La crítica: Música: Gitanas del rock

El viernes pasado la galería Gagosian de Nueva York (www.gagosian.com) inauguró la exposición Linda McCartney and Mary McCartney: Mother Daughter.
Paul McCartney en ambiente familiar, 1988.
Paul McCartney en ambiente familiar, 1988. (Linda McCartney )

México

Ah, mujeres! Si Yoko Ono ha sabido capitalizar el hecho de haber estado casada con John Lennon, es decir, uno de los hombres más populares que Jesucristo —como dijo alguna vez, lo que casi le valió la excomunión—, Linda McCartney fue más discreta con su Paul McCartney. Cierto, se atrevió a subirse al escenario como parte del grupo Wings, aunque su desempeño en el teclado, los coros o la pandereta era accesorio. Pero no le gustaba la alharaca, al contrario de Yoko, que con su John Ono Lennon —como alguna vez se autodenominó— invariablemente robaba cámara y, en ocasiones, el micrófono, aunque el proyecto fuera de su marido.

Linda Eastman llevaba la fama en su apellido de soltera, pues fue muy buena fotógrafa, aunque hay que aclarar que, en su caso, el Eastman es una deformación de Epstein, que su padre, inmigrante ruso, había cambiado al llegar a Nueva York. La señora McCartney no tenía nada que ver con Lee Eastman, fundador de la compañía Kodak, pero su trabajo artístico fue mucho mejor que sus intentos por hacer música.

- **DATOS ALMACENADOS**:
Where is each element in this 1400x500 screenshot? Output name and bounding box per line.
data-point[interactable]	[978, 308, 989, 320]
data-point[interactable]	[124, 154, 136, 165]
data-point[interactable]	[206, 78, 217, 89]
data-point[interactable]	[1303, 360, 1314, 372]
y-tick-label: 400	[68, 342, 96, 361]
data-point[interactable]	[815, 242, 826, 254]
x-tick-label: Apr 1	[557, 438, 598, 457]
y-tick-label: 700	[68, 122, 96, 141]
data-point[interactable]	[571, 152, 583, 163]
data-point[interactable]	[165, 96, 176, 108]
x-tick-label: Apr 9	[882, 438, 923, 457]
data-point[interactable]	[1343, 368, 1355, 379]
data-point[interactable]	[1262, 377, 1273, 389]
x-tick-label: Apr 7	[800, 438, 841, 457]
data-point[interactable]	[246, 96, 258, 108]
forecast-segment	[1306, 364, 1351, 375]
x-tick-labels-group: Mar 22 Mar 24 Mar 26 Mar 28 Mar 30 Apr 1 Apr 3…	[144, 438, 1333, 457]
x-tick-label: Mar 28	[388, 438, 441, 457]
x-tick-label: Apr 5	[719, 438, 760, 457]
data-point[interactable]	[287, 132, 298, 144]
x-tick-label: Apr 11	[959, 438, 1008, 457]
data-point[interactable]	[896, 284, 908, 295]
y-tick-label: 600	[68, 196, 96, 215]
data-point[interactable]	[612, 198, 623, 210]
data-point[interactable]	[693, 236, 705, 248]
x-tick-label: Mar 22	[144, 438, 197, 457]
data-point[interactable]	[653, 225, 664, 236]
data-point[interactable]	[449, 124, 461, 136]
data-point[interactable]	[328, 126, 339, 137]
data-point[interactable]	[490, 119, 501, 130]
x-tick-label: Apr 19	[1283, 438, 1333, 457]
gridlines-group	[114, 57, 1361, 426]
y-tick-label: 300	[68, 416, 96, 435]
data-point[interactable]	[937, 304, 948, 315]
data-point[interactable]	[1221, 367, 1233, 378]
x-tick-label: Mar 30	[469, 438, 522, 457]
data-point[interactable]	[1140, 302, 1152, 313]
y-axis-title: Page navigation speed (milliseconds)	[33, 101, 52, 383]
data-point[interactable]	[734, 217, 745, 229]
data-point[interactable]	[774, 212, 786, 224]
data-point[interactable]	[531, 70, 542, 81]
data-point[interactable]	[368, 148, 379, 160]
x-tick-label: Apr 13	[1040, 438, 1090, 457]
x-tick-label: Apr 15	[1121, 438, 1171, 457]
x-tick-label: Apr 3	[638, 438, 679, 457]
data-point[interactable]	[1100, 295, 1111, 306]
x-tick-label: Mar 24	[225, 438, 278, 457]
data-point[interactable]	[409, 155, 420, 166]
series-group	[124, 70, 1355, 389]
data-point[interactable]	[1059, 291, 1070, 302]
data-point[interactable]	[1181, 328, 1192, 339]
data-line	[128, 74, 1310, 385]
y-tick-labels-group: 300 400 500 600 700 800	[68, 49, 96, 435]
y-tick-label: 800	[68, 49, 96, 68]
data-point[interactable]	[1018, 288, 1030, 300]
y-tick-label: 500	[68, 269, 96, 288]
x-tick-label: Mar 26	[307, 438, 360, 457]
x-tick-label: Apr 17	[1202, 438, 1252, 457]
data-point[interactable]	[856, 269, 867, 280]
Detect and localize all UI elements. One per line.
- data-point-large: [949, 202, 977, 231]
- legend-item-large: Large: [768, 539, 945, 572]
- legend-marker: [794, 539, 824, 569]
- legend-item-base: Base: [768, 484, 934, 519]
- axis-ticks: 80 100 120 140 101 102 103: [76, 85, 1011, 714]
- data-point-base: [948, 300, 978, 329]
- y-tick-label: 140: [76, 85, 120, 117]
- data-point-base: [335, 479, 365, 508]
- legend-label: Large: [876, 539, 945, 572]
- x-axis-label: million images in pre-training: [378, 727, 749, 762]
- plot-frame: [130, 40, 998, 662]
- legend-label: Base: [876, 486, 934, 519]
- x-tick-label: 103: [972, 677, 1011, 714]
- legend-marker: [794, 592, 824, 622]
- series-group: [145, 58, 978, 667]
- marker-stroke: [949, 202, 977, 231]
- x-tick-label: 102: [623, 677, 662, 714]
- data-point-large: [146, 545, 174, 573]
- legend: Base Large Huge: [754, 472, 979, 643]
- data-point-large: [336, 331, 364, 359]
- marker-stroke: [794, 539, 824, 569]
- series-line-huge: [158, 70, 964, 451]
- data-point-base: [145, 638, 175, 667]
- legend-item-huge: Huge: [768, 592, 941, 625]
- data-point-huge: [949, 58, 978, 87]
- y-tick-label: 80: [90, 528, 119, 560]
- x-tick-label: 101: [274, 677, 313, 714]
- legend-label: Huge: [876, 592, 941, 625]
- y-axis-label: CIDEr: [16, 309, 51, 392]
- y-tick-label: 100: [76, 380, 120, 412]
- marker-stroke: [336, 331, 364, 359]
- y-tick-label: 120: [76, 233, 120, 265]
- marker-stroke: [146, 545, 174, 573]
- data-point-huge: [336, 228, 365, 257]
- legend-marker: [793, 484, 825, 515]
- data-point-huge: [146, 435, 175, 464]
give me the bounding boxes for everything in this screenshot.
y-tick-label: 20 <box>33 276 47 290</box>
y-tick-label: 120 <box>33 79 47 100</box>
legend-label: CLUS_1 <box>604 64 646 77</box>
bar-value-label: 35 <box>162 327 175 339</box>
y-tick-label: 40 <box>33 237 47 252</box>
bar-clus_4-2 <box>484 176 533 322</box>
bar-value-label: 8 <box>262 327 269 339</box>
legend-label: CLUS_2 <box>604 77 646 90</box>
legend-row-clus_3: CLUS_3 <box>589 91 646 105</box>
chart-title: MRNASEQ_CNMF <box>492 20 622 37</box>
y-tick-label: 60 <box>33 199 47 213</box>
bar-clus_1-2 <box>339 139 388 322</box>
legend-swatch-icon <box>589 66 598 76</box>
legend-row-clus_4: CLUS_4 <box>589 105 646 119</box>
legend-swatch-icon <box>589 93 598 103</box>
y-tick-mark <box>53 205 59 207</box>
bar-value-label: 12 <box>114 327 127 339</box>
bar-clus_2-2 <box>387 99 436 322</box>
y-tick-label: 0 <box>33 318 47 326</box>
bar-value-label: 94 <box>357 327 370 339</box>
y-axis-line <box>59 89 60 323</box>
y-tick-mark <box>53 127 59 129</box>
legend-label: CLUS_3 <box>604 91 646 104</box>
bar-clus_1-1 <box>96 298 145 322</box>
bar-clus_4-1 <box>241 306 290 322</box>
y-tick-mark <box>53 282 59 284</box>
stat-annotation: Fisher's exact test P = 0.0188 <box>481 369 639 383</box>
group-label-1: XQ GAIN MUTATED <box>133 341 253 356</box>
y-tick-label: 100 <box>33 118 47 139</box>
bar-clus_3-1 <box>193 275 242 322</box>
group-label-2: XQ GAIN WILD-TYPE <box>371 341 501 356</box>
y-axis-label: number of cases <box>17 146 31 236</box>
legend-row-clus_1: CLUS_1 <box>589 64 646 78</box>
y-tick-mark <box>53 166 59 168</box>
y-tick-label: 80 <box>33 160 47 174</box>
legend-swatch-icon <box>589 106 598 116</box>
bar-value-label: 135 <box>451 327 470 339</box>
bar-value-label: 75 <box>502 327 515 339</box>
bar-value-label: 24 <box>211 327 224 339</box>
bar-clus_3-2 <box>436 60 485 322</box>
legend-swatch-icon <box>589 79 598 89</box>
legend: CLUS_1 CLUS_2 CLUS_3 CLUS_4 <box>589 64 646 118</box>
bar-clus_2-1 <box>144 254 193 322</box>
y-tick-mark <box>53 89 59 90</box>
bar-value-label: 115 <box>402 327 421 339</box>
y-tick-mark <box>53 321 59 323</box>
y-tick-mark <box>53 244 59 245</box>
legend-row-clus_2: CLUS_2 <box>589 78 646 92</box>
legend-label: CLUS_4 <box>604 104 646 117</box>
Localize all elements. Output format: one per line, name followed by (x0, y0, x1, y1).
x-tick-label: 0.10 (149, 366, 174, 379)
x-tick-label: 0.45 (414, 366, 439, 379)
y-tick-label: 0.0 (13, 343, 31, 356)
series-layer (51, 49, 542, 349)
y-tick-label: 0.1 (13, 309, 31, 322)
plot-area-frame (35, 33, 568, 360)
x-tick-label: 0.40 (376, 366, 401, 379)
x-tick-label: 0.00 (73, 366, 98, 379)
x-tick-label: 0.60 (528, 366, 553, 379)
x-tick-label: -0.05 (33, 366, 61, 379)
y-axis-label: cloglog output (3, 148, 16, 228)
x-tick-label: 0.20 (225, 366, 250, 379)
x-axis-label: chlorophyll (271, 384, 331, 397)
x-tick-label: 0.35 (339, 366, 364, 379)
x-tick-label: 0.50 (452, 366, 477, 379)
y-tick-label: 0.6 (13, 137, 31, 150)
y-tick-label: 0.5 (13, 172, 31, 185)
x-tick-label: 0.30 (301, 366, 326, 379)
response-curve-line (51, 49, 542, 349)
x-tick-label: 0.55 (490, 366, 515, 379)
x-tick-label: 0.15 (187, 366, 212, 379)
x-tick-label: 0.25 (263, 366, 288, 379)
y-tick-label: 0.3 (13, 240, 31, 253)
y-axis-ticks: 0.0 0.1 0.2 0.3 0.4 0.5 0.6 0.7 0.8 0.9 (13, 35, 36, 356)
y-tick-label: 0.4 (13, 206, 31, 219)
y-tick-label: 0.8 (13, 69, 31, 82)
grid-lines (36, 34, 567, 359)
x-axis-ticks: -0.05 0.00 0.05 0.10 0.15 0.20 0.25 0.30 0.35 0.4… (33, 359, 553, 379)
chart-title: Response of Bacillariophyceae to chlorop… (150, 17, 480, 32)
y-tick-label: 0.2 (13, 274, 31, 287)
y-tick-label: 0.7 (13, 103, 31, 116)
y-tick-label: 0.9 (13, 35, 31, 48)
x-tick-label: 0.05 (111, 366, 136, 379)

- **QUÉ SE PIDE**:
[1] Responde estas preguntas sobre el texto acerca de Linda McCartney:
(a) ¿Qué galería inauguró la exposición Linda McCartney and Mary McCartney: Mother Daughter?
(b) ¿Con qué grupo se subió Linda McCartney al escenario?
(c) ¿De qué apellido es deformación el Eastman de Linda?
[2] Según el texto sobre Linda McCartney, ¿en qué cosas consistía su desempeño en el escenario con Wings? Enuméralas todas, por favor.
[3] Escribe la continuación del texto sobre Linda McCartney a partir de su última oración.

- **EJERCICIOS RESUELTOS**:
[1]
(a) La galería Gagosian de Nueva York.
(b) Con Wings.
(c) De Epstein.

[2] El teclado, los coros y la pandereta.

[3]
El viernes pasado la galería Gagosian de Nueva York (www.gagosian.com) inauguró la exposición Linda McCartney and Mary McCartney: Mother Daughter y no fue noticia de primera plana (lo hubiera sido si la muestra fuera de Yoko, sobre todo porque en diciembre se cumplirán 35 años del asesinato de Lennon). En un comunicado la galería dice que es la primera vez que se exhiben las fotografía de Linda y su hija, "en las que exploran el tejido conectivo de la familia, la experiencia común y un amor por el medio fotográfico".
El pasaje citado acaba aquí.